#### Passage shown
####

Cloud GPU Training Guide
Not everyone has a local GPU. This guide walks you through training AuroraSOC models on cloud GPU platforms — from zero to a fully fine-tuned model you can download and run locally.
Platform Comparison
| Platform | Best GPU | Cost/hour | Minimum Spend | Setup Time | Best For |
|---|---|---|---|---|---|
| RunPod ⭐ | RTX 3090 (24 GB) | $0.69 | None | 5 min | Best value for 8B models |
| RunPod | A100 40 GB | $1.49 | None | 5 min | 12B+ models |
| Lambda Labs | A100 80 GB | $1.29 | None | 10 min | Large-scale training |
| vast.ai | RTX 3090 | ~$0.40 | None | 15 min | Cheapest option (variable) |
| Google Colab Pro | A100 40 GB | $9.99/mo (limited) | $9.99/mo | 2 min | Quick experiments |
| AWS SageMaker | A100 40 GB | ~$5.67 | Pay-per-use | 30 min | Enterprise / existing AWS |
RunPod (Recommended)
RunPod is the best balance of cost, ease of use, and reliability for AuroraSOC fine-tuning.
Step 1: Create Account & Add Funds
- Go to runpod.io and create an account
- Add funds: $10-15 is enough to fine-tune all 9 agents on Granite 4
- Navigate to GPU Cloud → Secure Cloud (recommended) or Community Cloud (cheaper)

####

#### Job 1
Translate this sentence from the cloud GPU training guide into Spanish: "RunPod is the best balance of cost, ease of use, and reliability for AuroraSOC fine-tuning."
The rows that come next have no connection to the cloud GPU training guide.

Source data
####

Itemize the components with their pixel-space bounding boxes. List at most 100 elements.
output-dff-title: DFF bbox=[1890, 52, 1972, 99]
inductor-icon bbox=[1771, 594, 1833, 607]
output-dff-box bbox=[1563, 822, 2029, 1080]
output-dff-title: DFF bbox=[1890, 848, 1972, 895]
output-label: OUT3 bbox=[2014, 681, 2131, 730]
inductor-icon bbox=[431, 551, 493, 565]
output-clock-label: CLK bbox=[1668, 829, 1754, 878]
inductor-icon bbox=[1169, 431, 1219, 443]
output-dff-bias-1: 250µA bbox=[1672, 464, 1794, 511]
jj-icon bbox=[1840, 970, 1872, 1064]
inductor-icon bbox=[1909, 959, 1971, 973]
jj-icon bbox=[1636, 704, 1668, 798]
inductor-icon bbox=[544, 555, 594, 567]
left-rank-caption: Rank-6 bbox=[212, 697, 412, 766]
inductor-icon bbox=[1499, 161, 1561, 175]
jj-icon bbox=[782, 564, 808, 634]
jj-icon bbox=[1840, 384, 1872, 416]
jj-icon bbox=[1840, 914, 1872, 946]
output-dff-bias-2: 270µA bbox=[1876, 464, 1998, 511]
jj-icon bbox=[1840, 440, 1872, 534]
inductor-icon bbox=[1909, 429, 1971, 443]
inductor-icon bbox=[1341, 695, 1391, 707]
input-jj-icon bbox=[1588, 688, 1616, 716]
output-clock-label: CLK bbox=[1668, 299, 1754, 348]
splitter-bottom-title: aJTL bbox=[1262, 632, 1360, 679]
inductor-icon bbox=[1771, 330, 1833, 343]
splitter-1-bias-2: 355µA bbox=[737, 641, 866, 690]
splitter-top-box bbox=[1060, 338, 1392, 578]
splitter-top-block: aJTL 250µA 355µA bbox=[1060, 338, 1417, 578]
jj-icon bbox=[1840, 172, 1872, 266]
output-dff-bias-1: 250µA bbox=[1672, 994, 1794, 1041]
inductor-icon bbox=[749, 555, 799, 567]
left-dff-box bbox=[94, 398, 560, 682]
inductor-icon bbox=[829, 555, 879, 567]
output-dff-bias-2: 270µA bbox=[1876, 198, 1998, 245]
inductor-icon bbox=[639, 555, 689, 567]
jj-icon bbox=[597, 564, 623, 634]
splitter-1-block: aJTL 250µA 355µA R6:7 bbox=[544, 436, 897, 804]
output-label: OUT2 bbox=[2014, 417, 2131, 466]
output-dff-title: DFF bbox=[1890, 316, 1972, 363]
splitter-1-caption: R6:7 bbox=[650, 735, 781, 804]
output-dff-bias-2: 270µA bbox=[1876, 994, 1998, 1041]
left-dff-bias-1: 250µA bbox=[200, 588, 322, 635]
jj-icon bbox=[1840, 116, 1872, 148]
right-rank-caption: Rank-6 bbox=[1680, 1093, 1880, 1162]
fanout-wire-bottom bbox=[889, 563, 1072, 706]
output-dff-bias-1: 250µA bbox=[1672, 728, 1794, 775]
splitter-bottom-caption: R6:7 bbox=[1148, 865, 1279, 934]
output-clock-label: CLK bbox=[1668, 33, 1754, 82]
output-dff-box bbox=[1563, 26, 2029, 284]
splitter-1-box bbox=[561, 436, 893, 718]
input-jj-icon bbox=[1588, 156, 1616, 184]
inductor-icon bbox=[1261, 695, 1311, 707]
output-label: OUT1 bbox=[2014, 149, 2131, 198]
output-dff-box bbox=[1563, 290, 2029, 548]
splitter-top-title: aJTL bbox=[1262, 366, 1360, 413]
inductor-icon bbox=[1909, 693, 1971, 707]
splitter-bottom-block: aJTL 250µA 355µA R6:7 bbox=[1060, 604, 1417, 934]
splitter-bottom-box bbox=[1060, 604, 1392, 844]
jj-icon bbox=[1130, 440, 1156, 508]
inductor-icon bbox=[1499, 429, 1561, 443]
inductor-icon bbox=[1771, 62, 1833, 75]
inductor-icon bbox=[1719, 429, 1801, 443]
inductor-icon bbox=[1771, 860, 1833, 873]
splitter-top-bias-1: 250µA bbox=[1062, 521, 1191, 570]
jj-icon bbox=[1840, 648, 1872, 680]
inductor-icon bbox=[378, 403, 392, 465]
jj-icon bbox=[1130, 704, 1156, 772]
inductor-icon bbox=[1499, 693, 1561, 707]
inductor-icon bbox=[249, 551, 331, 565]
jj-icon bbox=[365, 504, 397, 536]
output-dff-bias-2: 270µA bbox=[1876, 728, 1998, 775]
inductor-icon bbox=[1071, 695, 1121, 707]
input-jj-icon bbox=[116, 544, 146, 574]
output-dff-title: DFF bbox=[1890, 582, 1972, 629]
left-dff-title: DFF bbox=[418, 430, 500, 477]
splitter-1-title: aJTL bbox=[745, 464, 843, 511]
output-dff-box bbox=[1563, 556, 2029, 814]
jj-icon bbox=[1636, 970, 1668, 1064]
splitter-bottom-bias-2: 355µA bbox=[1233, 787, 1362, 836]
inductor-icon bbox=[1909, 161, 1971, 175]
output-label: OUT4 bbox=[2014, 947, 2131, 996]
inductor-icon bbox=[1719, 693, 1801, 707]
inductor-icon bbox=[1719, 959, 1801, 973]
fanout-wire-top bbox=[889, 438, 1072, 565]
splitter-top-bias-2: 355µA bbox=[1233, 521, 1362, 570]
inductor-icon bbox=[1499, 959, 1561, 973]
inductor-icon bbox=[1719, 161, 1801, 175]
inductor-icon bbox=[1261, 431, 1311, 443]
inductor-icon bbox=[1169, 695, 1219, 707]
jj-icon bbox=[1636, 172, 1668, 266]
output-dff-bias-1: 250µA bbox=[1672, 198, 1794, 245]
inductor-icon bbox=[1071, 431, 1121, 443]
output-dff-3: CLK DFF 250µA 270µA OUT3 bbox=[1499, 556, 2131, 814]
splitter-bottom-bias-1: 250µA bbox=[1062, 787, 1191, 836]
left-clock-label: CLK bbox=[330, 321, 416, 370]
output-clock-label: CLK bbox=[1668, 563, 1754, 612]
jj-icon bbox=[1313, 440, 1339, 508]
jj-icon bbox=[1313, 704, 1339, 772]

####

#### Job 2
Output the part of the source data rows above that runs from the first row through the line containing "splitter-1-bias-2: 355µA bbox=[737, 641, 866, 690]", with both ends included.

#### Exercise answer 1
RunPod ofrece el mejor equilibrio entre costo, facilidad de uso y fiabilidad para el ajuste fino de AuroraSOC.

#### Exercise answer 2
Itemize the components with their pixel-space bounding boxes. List at most 100 elements.
output-dff-title: DFF bbox=[1890, 52, 1972, 99]
inductor-icon bbox=[1771, 594, 1833, 607]
output-dff-box bbox=[1563, 822, 2029, 1080]
output-dff-title: DFF bbox=[1890, 848, 1972, 895]
output-label: OUT3 bbox=[2014, 681, 2131, 730]
inductor-icon bbox=[431, 551, 493, 565]
output-clock-label: CLK bbox=[1668, 829, 1754, 878]
inductor-icon bbox=[1169, 431, 1219, 443]
output-dff-bias-1: 250µA bbox=[1672, 464, 1794, 511]
jj-icon bbox=[1840, 970, 1872, 1064]
inductor-icon bbox=[1909, 959, 1971, 973]
jj-icon bbox=[1636, 704, 1668, 798]
inductor-icon bbox=[544, 555, 594, 567]
left-rank-caption: Rank-6 bbox=[212, 697, 412, 766]
inductor-icon bbox=[1499, 161, 1561, 175]
jj-icon bbox=[782, 564, 808, 634]
jj-icon bbox=[1840, 384, 1872, 416]
jj-icon bbox=[1840, 914, 1872, 946]
output-dff-bias-2: 270µA bbox=[1876, 464, 1998, 511]
jj-icon bbox=[1840, 440, 1872, 534]
inductor-icon bbox=[1909, 429, 1971, 443]
inductor-icon bbox=[1341, 695, 1391, 707]
input-jj-icon bbox=[1588, 688, 1616, 716]
output-clock-label: CLK bbox=[1668, 299, 1754, 348]
splitter-bottom-title: aJTL bbox=[1262, 632, 1360, 679]
inductor-icon bbox=[1771, 330, 1833, 343]
splitter-1-bias-2: 355µA bbox=[737, 641, 866, 690]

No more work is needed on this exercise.